● REQUIRED TASK
Look through the material below for "title". Copy every line that contains it.

● DATA FOR THE TASK
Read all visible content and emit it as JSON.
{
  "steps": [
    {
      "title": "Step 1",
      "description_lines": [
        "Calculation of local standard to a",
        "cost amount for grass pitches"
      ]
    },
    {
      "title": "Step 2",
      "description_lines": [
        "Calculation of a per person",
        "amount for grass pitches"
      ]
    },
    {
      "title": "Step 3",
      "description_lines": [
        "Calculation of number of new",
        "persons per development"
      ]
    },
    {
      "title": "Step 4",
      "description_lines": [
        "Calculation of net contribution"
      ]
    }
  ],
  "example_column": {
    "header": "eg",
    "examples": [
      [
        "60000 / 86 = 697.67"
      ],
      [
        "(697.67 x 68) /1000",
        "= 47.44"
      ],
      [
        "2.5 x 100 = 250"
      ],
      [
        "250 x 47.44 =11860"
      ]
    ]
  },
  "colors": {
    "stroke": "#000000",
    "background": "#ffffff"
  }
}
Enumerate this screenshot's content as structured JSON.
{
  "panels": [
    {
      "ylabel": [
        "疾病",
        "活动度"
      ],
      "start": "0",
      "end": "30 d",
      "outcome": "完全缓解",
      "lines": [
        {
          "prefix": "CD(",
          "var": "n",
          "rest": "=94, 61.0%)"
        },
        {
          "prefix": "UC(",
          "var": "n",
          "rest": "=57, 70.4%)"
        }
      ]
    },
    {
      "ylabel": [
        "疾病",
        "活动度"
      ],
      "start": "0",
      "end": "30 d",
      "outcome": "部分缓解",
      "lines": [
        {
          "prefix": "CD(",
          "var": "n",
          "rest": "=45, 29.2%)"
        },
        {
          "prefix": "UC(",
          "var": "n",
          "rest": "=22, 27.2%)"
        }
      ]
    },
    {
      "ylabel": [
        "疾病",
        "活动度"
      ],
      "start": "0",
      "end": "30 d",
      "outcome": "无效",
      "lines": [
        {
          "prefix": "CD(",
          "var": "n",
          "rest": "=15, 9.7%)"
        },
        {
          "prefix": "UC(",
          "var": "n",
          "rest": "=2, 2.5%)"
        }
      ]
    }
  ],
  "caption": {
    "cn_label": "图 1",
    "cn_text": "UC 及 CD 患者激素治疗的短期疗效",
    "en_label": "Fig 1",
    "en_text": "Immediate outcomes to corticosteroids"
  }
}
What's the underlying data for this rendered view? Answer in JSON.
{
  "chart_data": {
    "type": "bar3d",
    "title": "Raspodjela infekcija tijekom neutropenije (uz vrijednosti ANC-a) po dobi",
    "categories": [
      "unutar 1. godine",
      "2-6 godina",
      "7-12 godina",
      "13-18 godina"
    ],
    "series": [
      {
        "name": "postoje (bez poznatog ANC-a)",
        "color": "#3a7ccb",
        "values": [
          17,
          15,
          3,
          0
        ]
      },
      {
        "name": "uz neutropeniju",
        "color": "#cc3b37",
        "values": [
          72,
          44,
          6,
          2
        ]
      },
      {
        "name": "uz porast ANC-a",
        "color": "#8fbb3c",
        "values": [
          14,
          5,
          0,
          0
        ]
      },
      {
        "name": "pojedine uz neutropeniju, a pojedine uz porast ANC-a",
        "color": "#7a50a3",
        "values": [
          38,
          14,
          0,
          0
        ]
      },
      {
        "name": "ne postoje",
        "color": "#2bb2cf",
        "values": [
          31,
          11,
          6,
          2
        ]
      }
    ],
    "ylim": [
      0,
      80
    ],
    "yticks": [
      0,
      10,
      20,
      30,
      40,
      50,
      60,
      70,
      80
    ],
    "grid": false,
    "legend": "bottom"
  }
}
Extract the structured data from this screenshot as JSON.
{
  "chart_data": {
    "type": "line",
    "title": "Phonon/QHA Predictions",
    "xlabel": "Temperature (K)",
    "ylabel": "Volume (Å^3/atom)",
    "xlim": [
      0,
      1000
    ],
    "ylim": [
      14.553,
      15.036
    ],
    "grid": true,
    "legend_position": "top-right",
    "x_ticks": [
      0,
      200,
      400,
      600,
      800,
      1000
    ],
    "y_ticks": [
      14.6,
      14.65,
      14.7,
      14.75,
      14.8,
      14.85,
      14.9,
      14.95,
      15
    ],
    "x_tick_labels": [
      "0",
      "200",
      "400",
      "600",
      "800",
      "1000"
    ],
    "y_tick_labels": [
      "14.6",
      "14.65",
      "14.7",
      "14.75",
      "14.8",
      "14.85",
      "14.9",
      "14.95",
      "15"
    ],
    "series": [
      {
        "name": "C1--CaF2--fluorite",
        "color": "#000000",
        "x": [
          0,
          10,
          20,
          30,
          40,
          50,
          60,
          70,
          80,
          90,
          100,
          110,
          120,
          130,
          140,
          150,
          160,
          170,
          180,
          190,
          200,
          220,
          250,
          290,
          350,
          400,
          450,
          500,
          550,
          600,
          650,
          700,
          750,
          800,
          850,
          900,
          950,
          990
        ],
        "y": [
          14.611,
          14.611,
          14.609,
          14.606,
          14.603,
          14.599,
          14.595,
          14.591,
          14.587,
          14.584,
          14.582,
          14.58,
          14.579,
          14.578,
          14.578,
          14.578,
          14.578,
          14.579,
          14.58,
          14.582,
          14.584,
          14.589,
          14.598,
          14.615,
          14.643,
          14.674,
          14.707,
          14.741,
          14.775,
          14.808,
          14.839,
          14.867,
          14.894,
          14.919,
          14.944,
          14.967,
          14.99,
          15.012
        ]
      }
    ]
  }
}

● WRITTEN RESPONSE
      "title": "Step 1",
      "title": "Step 2",
      "title": "Step 3",
      "title": "Step 4",
    "title": "Raspodjela infekcija tijekom neutropenije (uz vrijednosti ANC-a) po dobi",
    "title": "Phonon/QHA Predictions",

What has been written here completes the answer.